PROBLEM:
Select from the records below every line that has the word "JSON" in it.

Records that describe figures:
**********

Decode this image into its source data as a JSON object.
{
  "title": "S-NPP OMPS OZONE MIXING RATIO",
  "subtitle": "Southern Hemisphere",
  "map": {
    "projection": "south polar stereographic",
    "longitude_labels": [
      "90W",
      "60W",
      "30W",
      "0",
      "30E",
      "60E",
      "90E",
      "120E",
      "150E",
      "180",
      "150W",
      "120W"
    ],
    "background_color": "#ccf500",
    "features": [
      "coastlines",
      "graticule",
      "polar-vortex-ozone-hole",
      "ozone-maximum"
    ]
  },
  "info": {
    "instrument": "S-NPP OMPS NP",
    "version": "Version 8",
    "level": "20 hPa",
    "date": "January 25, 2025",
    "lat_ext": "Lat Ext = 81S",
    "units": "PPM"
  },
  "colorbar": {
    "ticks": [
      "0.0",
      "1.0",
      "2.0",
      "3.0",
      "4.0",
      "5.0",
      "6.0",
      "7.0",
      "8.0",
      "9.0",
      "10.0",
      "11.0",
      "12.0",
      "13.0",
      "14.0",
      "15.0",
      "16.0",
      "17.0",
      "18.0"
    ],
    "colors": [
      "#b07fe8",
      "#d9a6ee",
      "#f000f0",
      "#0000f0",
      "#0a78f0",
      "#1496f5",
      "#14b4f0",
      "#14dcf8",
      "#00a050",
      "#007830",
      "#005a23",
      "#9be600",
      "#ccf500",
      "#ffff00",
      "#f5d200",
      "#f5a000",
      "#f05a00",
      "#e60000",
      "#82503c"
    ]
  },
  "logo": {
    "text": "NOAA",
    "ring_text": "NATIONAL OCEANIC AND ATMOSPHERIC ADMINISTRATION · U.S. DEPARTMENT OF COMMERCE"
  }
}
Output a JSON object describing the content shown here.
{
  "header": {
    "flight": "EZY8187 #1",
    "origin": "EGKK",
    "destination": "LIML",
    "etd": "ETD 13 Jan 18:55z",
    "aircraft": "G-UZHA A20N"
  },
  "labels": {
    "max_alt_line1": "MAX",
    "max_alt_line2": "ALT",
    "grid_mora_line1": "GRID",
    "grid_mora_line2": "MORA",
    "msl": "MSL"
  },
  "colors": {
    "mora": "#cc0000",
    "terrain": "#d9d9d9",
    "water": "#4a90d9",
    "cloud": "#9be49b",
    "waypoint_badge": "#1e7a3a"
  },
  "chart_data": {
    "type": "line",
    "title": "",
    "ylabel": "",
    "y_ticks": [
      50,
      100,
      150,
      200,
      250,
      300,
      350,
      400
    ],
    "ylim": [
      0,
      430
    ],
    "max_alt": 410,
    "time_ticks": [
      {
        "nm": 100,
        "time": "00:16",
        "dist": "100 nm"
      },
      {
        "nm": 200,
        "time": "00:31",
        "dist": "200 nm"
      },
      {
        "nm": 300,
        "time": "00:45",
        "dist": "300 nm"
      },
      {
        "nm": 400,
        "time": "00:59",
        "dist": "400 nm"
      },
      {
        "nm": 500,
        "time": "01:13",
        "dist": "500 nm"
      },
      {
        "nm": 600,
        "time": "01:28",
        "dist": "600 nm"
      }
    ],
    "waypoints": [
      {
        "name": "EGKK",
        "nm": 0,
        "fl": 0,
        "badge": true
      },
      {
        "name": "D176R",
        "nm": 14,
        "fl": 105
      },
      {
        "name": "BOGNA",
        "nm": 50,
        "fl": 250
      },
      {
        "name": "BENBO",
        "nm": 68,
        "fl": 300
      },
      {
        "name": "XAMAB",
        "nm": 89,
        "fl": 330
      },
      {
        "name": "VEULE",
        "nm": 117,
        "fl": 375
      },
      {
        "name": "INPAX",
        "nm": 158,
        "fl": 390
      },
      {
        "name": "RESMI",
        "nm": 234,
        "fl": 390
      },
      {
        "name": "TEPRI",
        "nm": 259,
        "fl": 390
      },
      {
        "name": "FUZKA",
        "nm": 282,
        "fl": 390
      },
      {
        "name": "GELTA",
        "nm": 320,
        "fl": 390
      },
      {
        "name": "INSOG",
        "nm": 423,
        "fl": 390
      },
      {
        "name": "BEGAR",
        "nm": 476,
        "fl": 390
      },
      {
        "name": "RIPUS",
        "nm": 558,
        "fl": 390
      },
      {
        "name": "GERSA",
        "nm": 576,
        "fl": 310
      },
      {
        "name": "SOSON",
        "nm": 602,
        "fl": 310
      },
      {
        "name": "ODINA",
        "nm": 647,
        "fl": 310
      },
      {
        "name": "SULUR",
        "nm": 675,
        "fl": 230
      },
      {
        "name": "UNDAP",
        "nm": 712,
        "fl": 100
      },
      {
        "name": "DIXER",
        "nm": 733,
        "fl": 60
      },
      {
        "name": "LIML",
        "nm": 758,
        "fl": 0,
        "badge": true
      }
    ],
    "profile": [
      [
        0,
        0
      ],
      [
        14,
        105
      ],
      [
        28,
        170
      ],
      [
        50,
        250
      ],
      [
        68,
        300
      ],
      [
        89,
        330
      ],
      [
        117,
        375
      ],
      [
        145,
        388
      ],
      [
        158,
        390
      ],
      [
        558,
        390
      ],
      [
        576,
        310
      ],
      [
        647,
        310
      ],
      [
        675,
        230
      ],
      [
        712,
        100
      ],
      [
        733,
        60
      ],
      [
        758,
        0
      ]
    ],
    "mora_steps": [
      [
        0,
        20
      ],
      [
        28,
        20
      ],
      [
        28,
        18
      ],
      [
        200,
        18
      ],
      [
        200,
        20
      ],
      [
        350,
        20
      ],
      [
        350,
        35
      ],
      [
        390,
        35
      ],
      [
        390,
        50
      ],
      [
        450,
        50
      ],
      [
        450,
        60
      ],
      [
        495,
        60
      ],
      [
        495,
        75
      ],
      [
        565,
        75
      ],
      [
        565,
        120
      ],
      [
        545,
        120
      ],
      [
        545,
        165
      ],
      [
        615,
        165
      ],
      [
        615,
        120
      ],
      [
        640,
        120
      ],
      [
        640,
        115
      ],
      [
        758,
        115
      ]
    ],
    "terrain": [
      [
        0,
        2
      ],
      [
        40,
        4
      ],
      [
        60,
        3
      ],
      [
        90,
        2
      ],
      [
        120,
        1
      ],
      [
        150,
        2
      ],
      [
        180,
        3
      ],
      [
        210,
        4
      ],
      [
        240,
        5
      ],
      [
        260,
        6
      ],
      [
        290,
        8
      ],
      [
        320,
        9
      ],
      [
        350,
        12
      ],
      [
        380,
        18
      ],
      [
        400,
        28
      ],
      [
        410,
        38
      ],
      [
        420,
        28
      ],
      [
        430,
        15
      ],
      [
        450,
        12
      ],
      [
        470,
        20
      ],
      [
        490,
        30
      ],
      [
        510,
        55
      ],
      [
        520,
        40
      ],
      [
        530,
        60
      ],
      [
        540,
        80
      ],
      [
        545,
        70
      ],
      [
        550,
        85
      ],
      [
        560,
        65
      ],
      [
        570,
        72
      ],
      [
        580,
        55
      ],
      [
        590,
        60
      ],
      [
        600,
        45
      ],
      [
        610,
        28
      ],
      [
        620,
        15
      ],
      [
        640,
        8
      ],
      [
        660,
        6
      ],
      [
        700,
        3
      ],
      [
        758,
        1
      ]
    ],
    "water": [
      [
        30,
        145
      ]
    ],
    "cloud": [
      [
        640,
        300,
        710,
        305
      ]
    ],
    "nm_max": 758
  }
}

**********

TASK SOLUTION:
Decode this image into its source data as a JSON object.
Output a JSON object describing the content shown here.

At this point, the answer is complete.